Write the material out again exactly as it stands.
## BEGIN STORED ROWS
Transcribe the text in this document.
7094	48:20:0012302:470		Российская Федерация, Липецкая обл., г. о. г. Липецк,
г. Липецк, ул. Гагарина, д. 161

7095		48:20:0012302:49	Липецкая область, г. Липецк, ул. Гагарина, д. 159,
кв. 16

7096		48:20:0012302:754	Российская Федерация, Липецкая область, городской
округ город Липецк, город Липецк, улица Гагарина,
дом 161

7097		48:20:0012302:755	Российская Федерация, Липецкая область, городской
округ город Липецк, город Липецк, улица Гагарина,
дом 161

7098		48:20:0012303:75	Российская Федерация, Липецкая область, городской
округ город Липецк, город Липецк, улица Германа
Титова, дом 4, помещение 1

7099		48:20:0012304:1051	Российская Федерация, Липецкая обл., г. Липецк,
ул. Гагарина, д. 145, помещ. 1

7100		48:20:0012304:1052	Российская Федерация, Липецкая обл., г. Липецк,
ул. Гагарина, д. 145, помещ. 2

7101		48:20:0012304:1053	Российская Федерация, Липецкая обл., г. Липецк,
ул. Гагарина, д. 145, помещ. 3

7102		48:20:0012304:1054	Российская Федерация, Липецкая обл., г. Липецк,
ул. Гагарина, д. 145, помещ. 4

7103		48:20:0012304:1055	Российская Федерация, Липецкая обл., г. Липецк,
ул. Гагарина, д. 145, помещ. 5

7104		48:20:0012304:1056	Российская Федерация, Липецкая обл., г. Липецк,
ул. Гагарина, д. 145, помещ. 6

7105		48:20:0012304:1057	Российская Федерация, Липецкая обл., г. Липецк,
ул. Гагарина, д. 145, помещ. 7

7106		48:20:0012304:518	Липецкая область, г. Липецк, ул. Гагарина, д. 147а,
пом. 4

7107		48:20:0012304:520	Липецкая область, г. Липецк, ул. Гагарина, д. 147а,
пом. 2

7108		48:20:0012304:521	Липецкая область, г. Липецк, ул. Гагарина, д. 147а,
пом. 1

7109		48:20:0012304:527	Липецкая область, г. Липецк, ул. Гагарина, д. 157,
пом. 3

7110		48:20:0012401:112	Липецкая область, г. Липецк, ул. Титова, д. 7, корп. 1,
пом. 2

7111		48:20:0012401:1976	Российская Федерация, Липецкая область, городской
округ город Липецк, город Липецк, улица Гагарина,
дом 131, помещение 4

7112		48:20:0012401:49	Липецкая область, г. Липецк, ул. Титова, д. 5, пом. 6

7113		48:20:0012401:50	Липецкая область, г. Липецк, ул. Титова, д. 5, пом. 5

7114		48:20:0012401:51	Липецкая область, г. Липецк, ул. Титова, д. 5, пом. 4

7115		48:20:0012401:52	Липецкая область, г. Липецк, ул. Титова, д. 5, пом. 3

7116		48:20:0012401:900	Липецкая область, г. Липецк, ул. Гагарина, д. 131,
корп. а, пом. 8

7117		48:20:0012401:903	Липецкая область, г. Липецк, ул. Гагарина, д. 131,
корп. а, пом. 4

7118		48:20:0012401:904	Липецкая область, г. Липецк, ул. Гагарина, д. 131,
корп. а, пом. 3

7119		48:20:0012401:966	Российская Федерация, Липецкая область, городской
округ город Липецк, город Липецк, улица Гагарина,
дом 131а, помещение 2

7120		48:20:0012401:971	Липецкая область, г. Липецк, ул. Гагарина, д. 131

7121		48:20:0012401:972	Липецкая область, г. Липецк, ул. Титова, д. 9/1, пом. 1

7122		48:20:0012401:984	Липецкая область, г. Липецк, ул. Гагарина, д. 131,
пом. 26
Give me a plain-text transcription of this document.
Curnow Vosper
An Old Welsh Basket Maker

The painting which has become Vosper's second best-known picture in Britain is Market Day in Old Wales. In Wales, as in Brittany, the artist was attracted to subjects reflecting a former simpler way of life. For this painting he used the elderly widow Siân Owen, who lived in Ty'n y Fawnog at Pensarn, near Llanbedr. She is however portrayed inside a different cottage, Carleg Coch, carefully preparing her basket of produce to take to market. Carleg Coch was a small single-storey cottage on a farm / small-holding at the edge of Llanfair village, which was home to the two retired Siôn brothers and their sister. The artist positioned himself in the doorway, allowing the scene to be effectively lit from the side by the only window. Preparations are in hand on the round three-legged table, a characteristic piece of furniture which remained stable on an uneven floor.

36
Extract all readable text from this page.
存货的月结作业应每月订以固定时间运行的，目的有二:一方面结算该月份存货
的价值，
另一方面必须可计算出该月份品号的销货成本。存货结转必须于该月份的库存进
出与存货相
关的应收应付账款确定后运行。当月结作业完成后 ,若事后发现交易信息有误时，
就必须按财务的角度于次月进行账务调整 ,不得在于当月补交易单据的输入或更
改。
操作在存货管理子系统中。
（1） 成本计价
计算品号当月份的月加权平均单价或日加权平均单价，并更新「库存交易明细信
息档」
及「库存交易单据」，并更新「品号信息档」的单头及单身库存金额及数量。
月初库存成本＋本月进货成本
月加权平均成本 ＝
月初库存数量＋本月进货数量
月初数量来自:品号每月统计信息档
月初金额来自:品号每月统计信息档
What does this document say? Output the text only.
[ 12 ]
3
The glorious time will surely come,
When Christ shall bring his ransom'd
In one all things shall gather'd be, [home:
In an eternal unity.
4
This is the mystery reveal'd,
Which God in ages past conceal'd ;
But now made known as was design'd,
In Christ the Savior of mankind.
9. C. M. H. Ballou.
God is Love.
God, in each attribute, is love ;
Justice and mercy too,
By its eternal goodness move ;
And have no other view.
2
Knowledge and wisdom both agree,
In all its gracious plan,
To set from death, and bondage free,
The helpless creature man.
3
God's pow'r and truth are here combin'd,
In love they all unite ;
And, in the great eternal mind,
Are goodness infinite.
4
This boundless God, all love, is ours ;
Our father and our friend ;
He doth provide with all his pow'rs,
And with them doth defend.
## END STORED ROWS
● **PROBLEM SOLUTION**:
Transcribe the text in this document.
7094	48:20:0012302:470		Российская Федерация, Липецкая обл., г. о. г. Липецк,
г. Липецк, ул. Гагарина, д. 161

7095		48:20:0012302:49	Липецкая область, г. Липецк, ул. Гагарина, д. 159,
кв. 16

7096		48:20:0012302:754	Российская Федерация, Липецкая область, городской
округ город Липецк, город Липецк, улица Гагарина,
дом 161

7097		48:20:0012302:755	Российская Федерация, Липецкая область, городской
округ город Липецк, город Липецк, улица Гагарина,
дом 161

7098		48:20:0012303:75	Российская Федерация, Липецкая область, городской
округ город Липецк, город Липецк, улица Германа
Титова, дом 4, помещение 1

7099		48:20:0012304:1051	Российская Федерация, Липецкая обл., г. Липецк,
ул. Гагарина, д. 145, помещ. 1

7100		48:20:0012304:1052	Российская Федерация, Липецкая обл., г. Липецк,
ул. Гагарина, д. 145, помещ. 2

7101		48:20:0012304:1053	Российская Федерация, Липецкая обл., г. Липецк,
ул. Гагарина, д. 145, помещ. 3

7102		48:20:0012304:1054	Российская Федерация, Липецкая обл., г. Липецк,
ул. Гагарина, д. 145, помещ. 4

7103		48:20:0012304:1055	Российская Федерация, Липецкая обл., г. Липецк,
ул. Гагарина, д. 145, помещ. 5

7104		48:20:0012304:1056	Российская Федерация, Липецкая обл., г. Липецк,
ул. Гагарина, д. 145, помещ. 6

7105		48:20:0012304:1057	Российская Федерация, Липецкая обл., г. Липецк,
ул. Гагарина, д. 145, помещ. 7

7106		48:20:0012304:518	Липецкая область, г. Липецк, ул. Гагарина, д. 147а,
пом. 4

7107		48:20:0012304:520	Липецкая область, г. Липецк, ул. Гагарина, д. 147а,
пом. 2

7108		48:20:0012304:521	Липецкая область, г. Липецк, ул. Гагарина, д. 147а,
пом. 1

7109		48:20:0012304:527	Липецкая область, г. Липецк, ул. Гагарина, д. 157,
пом. 3

7110		48:20:0012401:112	Липецкая область, г. Липецк, ул. Титова, д. 7, корп. 1,
пом. 2

7111		48:20:0012401:1976	Российская Федерация, Липецкая область, городской
округ город Липецк, город Липецк, улица Гагарина,
дом 131, помещение 4

7112		48:20:0012401:49	Липецкая область, г. Липецк, ул. Титова, д. 5, пом. 6

7113		48:20:0012401:50	Липецкая область, г. Липецк, ул. Титова, д. 5, пом. 5

7114		48:20:0012401:51	Липецкая область, г. Липецк, ул. Титова, д. 5, пом. 4

7115		48:20:0012401:52	Липецкая область, г. Липецк, ул. Титова, д. 5, пом. 3

7116		48:20:0012401:900	Липецкая область, г. Липецк, ул. Гагарина, д. 131,
корп. а, пом. 8

7117		48:20:0012401:903	Липецкая область, г. Липецк, ул. Гагарина, д. 131,
корп. а, пом. 4

7118		48:20:0012401:904	Липецкая область, г. Липецк, ул. Гагарина, д. 131,
корп. а, пом. 3

7119		48:20:0012401:966	Российская Федерация, Липецкая область, городской
округ город Липецк, город Липецк, улица Гагарина,
дом 131а, помещение 2

7120		48:20:0012401:971	Липецкая область, г. Липецк, ул. Гагарина, д. 131

7121		48:20:0012401:972	Липецкая область, г. Липецк, ул. Титова, д. 9/1, пом. 1

7122		48:20:0012401:984	Липецкая область, г. Липецк, ул. Гагарина, д. 131,
пом. 26
Give me a plain-text transcription of this document.
Curnow Vosper
An Old Welsh Basket Maker

The painting which has become Vosper's second best-known picture in Britain is Market Day in Old Wales. In Wales, as in Brittany, the artist was attracted to subjects reflecting a former simpler way of life. For this painting he used the elderly widow Siân Owen, who lived in Ty'n y Fawnog at Pensarn, near Llanbedr. She is however portrayed inside a different cottage, Carleg Coch, carefully preparing her basket of produce to take to market. Carleg Coch was a small single-storey cottage on a farm / small-holding at the edge of Llanfair village, which was home to the two retired Siôn brothers and their sister. The artist positioned himself in the doorway, allowing the scene to be effectively lit from the side by the only window. Preparations are in hand on the round three-legged table, a characteristic piece of furniture which remained stable on an uneven floor.

36
Extract all readable text from this page.
存货的月结作业应每月订以固定时间运行的，目的有二:一方面结算该月份存货
的价值，
另一方面必须可计算出该月份品号的销货成本。存货结转必须于该月份的库存进
出与存货相
关的应收应付账款确定后运行。当月结作业完成后 ,若事后发现交易信息有误时，
就必须按财务的角度于次月进行账务调整 ,不得在于当月补交易单据的输入或更
改。
操作在存货管理子系统中。
（1） 成本计价
计算品号当月份的月加权平均单价或日加权平均单价，并更新「库存交易明细信
息档」
及「库存交易单据」，并更新「品号信息档」的单头及单身库存金额及数量。
月初库存成本＋本月进货成本
月加权平均成本 ＝
月初库存数量＋本月进货数量
月初数量来自:品号每月统计信息档
月初金额来自:品号每月统计信息档
What does this document say? Output the text only.
[ 12 ]
3
The glorious time will surely come,
When Christ shall bring his ransom'd
In one all things shall gather'd be, [home:
In an eternal unity.
4
This is the mystery reveal'd,
Which God in ages past conceal'd ;
But now made known as was design'd,
In Christ the Savior of mankind.
9. C. M. H. Ballou.
God is Love.
God, in each attribute, is love ;
Justice and mercy too,
By its eternal goodness move ;
And have no other view.
2
Knowledge and wisdom both agree,
In all its gracious plan,
To set from death, and bondage free,
The helpless creature man.
3
God's pow'r and truth are here combin'd,
In love they all unite ;
And, in the great eternal mind,
Are goodness infinite.
4
This boundless God, all love, is ours ;
Our father and our friend ;
He doth provide with all his pow'rs,
And with them doth defend.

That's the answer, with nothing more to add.